### Dataset rows
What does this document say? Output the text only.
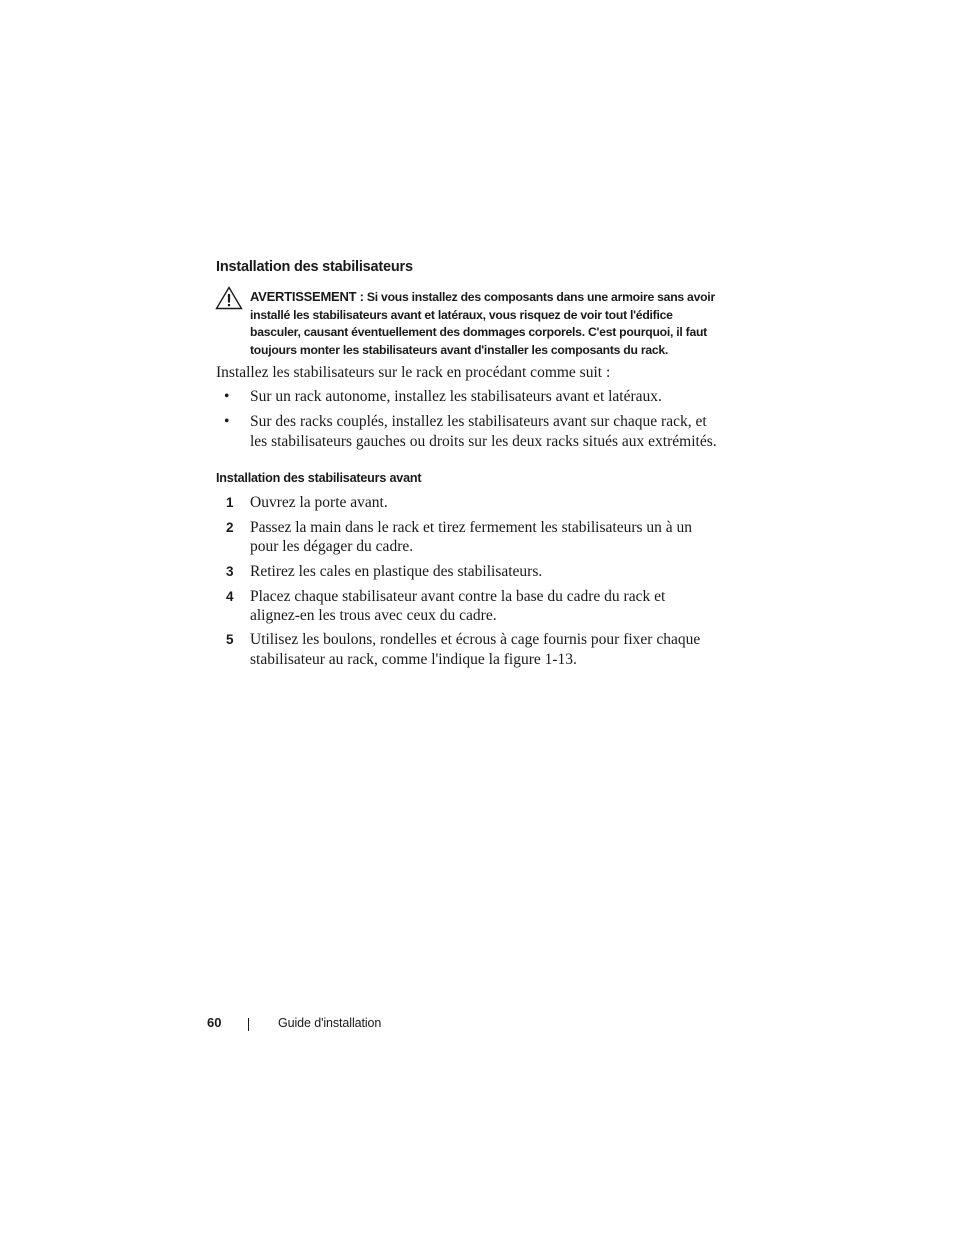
Installation des stabilisateurs
AVERTISSEMENT : Si vous installez des composants dans une armoire sans avoir installé les stabilisateurs avant et latéraux, vous risquez de voir tout l'édifice basculer, causant éventuellement des dommages corporels. C'est pourquoi, il faut toujours monter les stabilisateurs avant d'installer les composants du rack.
Installez les stabilisateurs sur le rack en procédant comme suit :
• Sur un rack autonome, installez les stabilisateurs avant et latéraux.
• Sur des racks couplés, installez les stabilisateurs avant sur chaque rack, et
les stabilisateurs gauches ou droits sur les deux racks situés aux extrémités.
Installation des stabilisateurs avant
1 Ouvrez la porte avant.
2 Passez la main dans le rack et tirez fermement les stabilisateurs un à un
pour les dégager du cadre.
3 Retirez les cales en plastique des stabilisateurs.
4 Placez chaque stabilisateur avant contre la base du cadre du rack et
alignez-en les trous avec ceux du cadre.
5 Utilisez les boulons, rondelles et écrous à cage fournis pour fixer chaque
stabilisateur au rack, comme l'indique la figure 1-13.
60	Guide d'installation
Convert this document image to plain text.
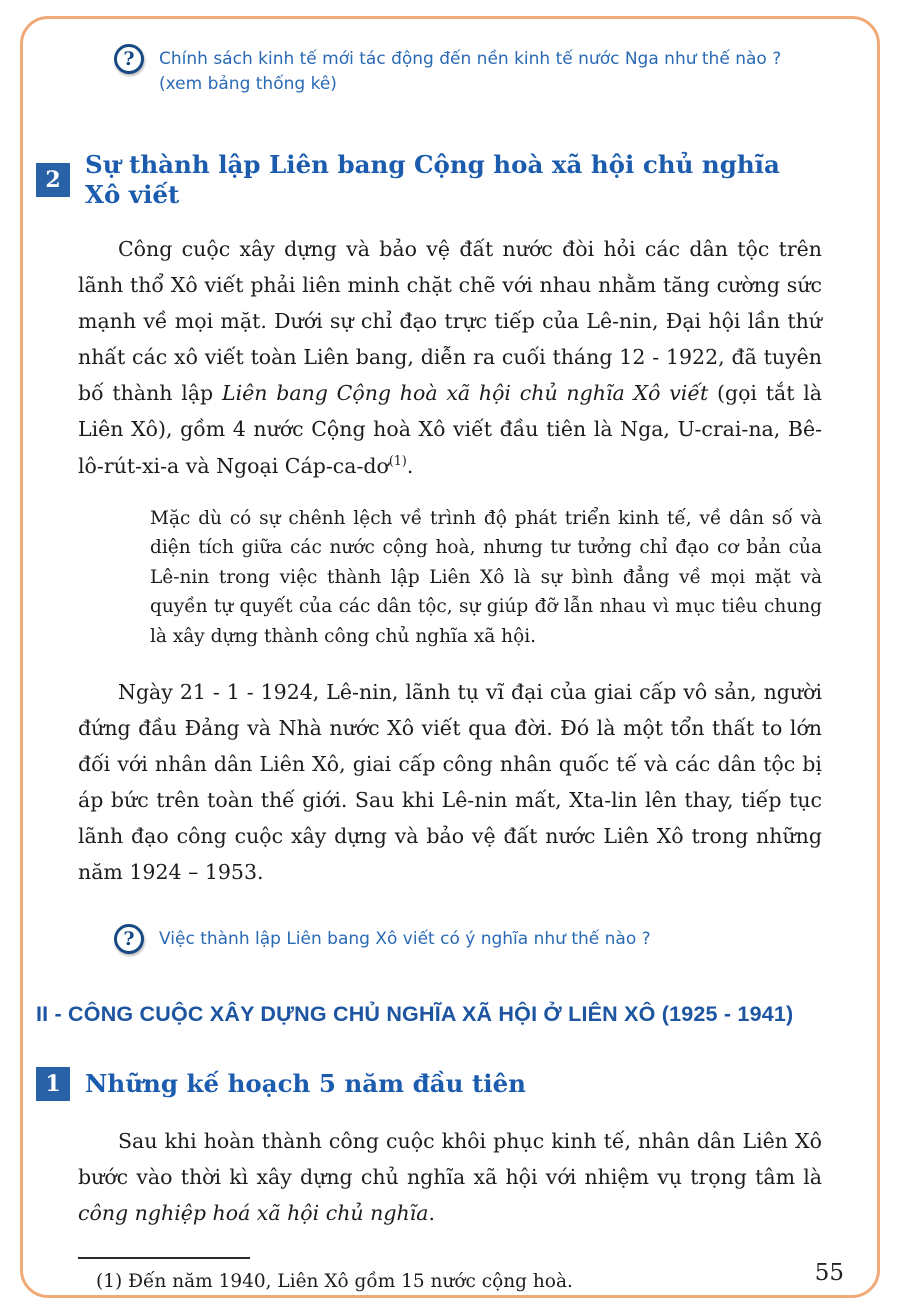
?	Chính sách kinh tế mới tác động đến nền kinh tế nước Nga như thế nào ? (xem bảng thống kê)
2
Sự thành lập Liên bang Cộng hoà xã hội chủ nghĩa Xô viết

Công cuộc xây dựng và bảo vệ đất nước đòi hỏi các dân tộc trên lãnh thổ Xô viết phải liên minh chặt chẽ với nhau nhằm tăng cường sức mạnh về mọi mặt. Dưới sự chỉ đạo trực tiếp của Lê-nin, Đại hội lần thứ nhất các xô viết toàn Liên bang, diễn ra cuối tháng 12 - 1922, đã tuyên bố thành lập Liên bang Cộng hoà xã hội chủ nghĩa Xô viết (gọi tắt là Liên Xô), gồm 4 nước Cộng hoà Xô viết đầu tiên là Nga, U-crai-na, Bê-lô-rút-xi-a và Ngoại Cáp-$ca-dơ^{(1)}$.

Mặc dù có sự chênh lệch về trình độ phát triển kinh tế, về dân số và diện tích giữa các nước cộng hoà, nhưng tư tưởng chỉ đạo cơ bản của Lê-nin trong việc thành lập Liên Xô là sự bình đẳng về mọi mặt và quyền tự quyết của các dân tộc, sự giúp đỡ lẫn nhau vì mục tiêu chung là xây dựng thành công chủ nghĩa xã hội.

Ngày 21 - 1 - 1924, Lê-nin, lãnh tụ vĩ đại của giai cấp vô sản, người đứng đầu Đảng và Nhà nước Xô viết qua đời. Đó là một tổn thất to lớn đối với nhân dân Liên Xô, giai cấp công nhân quốc tế và các dân tộc bị áp bức trên toàn thế giới. Sau khi Lê-nin mất, Xta-lin lên thay, tiếp tục lãnh đạo công cuộc xây dựng và bảo vệ đất nước Liên Xô trong những năm 1924 – 1953.

?	Việc thành lập Liên bang Xô viết có ý nghĩa như thế nào ?
II - CÔNG CUỘC XÂY DỰNG CHỦ NGHĨA XÃ HỘI Ở LIÊN XÔ (1925 - 1941)
1 Những kế hoạch 5 năm đầu tiên

Sau khi hoàn thành công cuộc khôi phục kinh tế, nhân dân Liên Xô bước vào thời kì xây dựng chủ nghĩa xã hội với nhiệm vụ trọng tâm là công nghiệp hoá xã hội chủ nghĩa.

(1) Đến năm 1940, Liên Xô gồm 15 nước cộng hoà.	55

### Task objective
Leave out every picture and copy the rest of the records exactly.

### Task output
What does this document say? Output the text only.
Installation des stabilisateurs
AVERTISSEMENT : Si vous installez des composants dans une armoire sans avoir installé les stabilisateurs avant et latéraux, vous risquez de voir tout l'édifice basculer, causant éventuellement des dommages corporels. C'est pourquoi, il faut toujours monter les stabilisateurs avant d'installer les composants du rack.
Installez les stabilisateurs sur le rack en procédant comme suit :
• Sur un rack autonome, installez les stabilisateurs avant et latéraux.
• Sur des racks couplés, installez les stabilisateurs avant sur chaque rack, et
les stabilisateurs gauches ou droits sur les deux racks situés aux extrémités.
Installation des stabilisateurs avant
1 Ouvrez la porte avant.
2 Passez la main dans le rack et tirez fermement les stabilisateurs un à un
pour les dégager du cadre.
3 Retirez les cales en plastique des stabilisateurs.
4 Placez chaque stabilisateur avant contre la base du cadre du rack et
alignez-en les trous avec ceux du cadre.
5 Utilisez les boulons, rondelles et écrous à cage fournis pour fixer chaque
stabilisateur au rack, comme l'indique la figure 1-13.
60	Guide d'installation
Convert this document image to plain text.
?	Chính sách kinh tế mới tác động đến nền kinh tế nước Nga như thế nào ? (xem bảng thống kê)
2
Sự thành lập Liên bang Cộng hoà xã hội chủ nghĩa Xô viết

Công cuộc xây dựng và bảo vệ đất nước đòi hỏi các dân tộc trên lãnh thổ Xô viết phải liên minh chặt chẽ với nhau nhằm tăng cường sức mạnh về mọi mặt. Dưới sự chỉ đạo trực tiếp của Lê-nin, Đại hội lần thứ nhất các xô viết toàn Liên bang, diễn ra cuối tháng 12 - 1922, đã tuyên bố thành lập Liên bang Cộng hoà xã hội chủ nghĩa Xô viết (gọi tắt là Liên Xô), gồm 4 nước Cộng hoà Xô viết đầu tiên là Nga, U-crai-na, Bê-lô-rút-xi-a và Ngoại Cáp-$ca-dơ^{(1)}$.

Mặc dù có sự chênh lệch về trình độ phát triển kinh tế, về dân số và diện tích giữa các nước cộng hoà, nhưng tư tưởng chỉ đạo cơ bản của Lê-nin trong việc thành lập Liên Xô là sự bình đẳng về mọi mặt và quyền tự quyết của các dân tộc, sự giúp đỡ lẫn nhau vì mục tiêu chung là xây dựng thành công chủ nghĩa xã hội.

Ngày 21 - 1 - 1924, Lê-nin, lãnh tụ vĩ đại của giai cấp vô sản, người đứng đầu Đảng và Nhà nước Xô viết qua đời. Đó là một tổn thất to lớn đối với nhân dân Liên Xô, giai cấp công nhân quốc tế và các dân tộc bị áp bức trên toàn thế giới. Sau khi Lê-nin mất, Xta-lin lên thay, tiếp tục lãnh đạo công cuộc xây dựng và bảo vệ đất nước Liên Xô trong những năm 1924 – 1953.

?	Việc thành lập Liên bang Xô viết có ý nghĩa như thế nào ?
II - CÔNG CUỘC XÂY DỰNG CHỦ NGHĨA XÃ HỘI Ở LIÊN XÔ (1925 - 1941)
1 Những kế hoạch 5 năm đầu tiên

Sau khi hoàn thành công cuộc khôi phục kinh tế, nhân dân Liên Xô bước vào thời kì xây dựng chủ nghĩa xã hội với nhiệm vụ trọng tâm là công nghiệp hoá xã hội chủ nghĩa.

(1) Đến năm 1940, Liên Xô gồm 15 nước cộng hoà.	55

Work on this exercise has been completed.